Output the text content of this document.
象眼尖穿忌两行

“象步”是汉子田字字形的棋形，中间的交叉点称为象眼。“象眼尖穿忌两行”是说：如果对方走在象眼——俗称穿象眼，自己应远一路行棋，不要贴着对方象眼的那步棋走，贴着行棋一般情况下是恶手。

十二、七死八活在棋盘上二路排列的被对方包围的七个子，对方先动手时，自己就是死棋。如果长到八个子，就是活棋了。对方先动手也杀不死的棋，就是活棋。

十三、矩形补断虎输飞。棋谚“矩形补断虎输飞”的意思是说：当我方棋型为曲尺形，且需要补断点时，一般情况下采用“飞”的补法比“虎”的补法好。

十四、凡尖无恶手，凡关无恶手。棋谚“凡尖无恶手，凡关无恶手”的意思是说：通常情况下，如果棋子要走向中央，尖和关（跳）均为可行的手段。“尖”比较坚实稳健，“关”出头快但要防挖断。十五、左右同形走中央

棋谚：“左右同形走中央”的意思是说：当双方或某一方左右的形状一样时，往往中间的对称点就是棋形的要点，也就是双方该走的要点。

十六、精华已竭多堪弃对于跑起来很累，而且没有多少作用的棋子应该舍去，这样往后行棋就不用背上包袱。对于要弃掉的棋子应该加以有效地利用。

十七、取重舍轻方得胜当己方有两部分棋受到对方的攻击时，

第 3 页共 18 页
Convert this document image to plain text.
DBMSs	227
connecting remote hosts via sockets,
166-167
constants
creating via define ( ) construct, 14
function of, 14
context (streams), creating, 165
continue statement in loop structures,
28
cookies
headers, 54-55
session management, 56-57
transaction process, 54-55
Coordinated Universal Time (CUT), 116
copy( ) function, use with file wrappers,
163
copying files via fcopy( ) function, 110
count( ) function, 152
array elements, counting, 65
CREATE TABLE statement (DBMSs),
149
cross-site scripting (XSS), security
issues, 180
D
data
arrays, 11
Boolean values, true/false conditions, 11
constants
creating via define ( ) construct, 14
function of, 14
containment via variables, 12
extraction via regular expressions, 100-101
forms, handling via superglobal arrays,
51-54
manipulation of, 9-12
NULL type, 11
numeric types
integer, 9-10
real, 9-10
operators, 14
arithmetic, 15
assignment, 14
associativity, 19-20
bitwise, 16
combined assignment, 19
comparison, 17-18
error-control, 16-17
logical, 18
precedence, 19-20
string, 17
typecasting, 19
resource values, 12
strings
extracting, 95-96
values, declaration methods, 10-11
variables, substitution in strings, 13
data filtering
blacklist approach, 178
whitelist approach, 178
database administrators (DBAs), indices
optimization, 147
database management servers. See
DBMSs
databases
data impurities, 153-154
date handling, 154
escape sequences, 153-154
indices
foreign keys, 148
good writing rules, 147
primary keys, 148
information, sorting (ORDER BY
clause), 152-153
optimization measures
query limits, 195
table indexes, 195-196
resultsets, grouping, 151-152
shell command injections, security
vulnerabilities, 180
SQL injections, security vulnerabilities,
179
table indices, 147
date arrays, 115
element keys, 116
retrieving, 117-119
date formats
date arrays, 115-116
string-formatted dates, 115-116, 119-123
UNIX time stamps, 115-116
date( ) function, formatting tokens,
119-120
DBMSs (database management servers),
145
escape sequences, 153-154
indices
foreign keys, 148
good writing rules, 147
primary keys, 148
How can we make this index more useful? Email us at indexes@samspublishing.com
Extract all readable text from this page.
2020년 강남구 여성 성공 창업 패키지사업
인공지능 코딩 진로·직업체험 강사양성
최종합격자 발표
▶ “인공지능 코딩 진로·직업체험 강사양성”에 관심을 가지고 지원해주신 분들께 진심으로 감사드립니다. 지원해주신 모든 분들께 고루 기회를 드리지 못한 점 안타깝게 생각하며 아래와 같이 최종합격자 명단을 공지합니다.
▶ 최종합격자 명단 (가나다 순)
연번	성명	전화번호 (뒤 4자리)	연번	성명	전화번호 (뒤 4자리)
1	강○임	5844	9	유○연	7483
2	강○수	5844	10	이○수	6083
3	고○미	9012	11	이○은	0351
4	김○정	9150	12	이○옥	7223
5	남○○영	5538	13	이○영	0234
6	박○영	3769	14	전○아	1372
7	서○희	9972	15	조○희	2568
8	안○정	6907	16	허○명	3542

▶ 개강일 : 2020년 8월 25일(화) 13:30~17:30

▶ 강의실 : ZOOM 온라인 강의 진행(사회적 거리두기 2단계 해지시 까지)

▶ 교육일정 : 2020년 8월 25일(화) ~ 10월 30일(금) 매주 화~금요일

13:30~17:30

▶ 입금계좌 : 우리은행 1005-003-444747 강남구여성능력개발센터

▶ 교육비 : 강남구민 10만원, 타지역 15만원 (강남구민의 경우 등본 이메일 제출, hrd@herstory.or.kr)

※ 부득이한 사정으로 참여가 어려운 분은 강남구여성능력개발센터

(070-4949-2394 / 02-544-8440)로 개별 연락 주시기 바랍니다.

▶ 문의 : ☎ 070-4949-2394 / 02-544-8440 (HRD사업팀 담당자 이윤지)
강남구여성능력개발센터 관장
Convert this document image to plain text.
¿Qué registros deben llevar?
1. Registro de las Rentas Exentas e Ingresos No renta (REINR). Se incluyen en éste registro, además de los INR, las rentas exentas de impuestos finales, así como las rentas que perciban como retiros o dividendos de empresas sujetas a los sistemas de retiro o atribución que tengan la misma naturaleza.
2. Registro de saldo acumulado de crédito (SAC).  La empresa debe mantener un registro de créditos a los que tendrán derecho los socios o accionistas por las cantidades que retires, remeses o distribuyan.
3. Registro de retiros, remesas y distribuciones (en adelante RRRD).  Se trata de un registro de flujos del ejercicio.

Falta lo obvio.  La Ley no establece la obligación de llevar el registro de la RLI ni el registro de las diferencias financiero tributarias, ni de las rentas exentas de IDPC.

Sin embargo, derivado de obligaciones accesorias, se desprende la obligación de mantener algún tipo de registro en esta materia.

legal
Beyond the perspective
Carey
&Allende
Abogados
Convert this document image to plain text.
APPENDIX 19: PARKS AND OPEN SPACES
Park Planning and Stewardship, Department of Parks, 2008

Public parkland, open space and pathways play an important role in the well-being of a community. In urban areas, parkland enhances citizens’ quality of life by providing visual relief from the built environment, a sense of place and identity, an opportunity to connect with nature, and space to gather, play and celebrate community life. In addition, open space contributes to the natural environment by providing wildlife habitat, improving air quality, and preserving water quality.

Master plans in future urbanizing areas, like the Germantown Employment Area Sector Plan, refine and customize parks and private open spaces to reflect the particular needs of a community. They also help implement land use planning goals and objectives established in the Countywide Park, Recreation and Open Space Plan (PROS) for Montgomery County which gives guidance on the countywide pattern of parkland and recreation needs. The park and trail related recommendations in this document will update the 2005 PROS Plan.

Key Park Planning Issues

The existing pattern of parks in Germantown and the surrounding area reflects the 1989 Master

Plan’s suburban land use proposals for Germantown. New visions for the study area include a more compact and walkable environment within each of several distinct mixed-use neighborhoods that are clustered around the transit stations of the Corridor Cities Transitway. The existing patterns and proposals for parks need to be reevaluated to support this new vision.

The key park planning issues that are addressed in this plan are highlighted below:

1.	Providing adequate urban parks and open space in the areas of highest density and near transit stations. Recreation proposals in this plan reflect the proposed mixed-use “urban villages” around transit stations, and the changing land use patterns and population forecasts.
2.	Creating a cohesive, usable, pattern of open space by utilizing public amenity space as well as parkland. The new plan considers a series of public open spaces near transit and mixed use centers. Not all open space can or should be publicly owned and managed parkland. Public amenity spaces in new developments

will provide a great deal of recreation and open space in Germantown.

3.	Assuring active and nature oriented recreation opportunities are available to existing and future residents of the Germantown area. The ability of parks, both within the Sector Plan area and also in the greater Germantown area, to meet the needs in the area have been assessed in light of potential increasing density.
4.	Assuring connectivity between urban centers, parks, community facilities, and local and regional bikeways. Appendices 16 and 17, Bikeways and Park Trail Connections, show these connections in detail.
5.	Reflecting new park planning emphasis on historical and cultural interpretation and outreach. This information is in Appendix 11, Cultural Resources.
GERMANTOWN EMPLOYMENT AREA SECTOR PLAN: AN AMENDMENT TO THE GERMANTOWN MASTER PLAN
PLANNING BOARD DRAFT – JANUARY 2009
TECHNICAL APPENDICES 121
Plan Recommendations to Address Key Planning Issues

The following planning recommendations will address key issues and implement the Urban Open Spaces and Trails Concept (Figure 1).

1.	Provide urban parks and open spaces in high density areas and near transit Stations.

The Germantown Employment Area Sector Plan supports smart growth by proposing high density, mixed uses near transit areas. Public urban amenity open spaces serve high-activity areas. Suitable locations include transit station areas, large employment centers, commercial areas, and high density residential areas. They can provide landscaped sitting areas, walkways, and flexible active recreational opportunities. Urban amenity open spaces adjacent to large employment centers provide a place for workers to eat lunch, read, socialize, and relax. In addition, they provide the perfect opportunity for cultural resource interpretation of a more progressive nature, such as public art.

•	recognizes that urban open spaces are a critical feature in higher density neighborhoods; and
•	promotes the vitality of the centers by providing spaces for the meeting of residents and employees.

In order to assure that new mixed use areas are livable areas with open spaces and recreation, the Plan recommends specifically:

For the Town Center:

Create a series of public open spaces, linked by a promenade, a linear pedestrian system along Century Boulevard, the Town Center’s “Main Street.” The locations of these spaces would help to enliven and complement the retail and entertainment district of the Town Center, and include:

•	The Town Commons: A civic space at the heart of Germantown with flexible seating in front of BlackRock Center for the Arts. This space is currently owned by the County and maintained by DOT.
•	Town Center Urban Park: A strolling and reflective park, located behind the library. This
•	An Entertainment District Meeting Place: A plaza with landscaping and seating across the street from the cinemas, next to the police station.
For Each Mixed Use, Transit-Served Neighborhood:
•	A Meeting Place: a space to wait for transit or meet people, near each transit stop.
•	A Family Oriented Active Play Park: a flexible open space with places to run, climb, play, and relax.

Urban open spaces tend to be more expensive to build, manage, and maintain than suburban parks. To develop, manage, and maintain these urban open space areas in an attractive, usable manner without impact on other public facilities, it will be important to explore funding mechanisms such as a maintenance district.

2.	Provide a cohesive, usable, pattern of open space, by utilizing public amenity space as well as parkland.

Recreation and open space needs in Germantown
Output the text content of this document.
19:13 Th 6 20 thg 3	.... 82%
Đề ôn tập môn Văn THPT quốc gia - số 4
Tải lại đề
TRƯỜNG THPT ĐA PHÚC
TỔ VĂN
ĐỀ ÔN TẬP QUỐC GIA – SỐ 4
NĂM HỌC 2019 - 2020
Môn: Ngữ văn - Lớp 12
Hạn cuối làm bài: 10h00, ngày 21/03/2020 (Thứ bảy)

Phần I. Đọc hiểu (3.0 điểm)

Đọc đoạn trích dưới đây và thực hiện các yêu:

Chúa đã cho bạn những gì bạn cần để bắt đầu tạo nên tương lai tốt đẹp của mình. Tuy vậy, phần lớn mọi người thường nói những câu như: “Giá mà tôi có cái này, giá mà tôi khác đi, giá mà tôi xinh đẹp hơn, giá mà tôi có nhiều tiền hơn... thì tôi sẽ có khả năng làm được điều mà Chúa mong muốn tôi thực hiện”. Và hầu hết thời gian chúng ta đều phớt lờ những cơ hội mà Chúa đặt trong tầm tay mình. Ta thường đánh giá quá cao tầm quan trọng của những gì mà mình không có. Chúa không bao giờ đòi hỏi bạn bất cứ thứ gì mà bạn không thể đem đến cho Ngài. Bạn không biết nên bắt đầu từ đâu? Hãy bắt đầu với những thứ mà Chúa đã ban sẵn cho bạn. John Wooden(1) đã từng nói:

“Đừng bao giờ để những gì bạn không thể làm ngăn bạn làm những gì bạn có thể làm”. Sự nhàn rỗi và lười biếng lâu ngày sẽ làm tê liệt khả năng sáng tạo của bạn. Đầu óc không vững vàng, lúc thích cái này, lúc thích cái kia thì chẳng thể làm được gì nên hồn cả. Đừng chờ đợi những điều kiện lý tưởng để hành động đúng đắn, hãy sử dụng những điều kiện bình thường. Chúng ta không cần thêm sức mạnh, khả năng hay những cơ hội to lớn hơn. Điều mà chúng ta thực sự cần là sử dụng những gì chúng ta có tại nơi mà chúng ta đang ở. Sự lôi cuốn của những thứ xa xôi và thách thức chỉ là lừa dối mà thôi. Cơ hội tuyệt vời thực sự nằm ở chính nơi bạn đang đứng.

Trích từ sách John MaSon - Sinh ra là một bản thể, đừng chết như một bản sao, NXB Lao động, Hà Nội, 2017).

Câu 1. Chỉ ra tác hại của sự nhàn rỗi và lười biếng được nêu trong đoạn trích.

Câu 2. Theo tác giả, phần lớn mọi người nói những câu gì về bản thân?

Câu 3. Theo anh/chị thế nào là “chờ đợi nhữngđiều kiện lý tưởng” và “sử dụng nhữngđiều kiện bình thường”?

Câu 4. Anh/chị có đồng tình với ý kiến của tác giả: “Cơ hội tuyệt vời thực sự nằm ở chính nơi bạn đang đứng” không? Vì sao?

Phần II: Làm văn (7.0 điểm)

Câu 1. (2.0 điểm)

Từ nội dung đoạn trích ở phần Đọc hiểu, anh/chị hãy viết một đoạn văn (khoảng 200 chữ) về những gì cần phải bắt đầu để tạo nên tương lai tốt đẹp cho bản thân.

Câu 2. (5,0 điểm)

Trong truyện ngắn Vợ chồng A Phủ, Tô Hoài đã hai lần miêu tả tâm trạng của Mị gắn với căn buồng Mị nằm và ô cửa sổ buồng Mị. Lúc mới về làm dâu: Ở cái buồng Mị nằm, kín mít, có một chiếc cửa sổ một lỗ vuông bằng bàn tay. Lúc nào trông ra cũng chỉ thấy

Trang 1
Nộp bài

========

== WORK TO BE COMPLETED ==
Using the listing above, list every line in which the string "arrays" occurs.

== COMPLETE RESPONSE ==
arrays, 11
forms, handling via superglobal arrays,
date arrays, 115
date arrays, 115-116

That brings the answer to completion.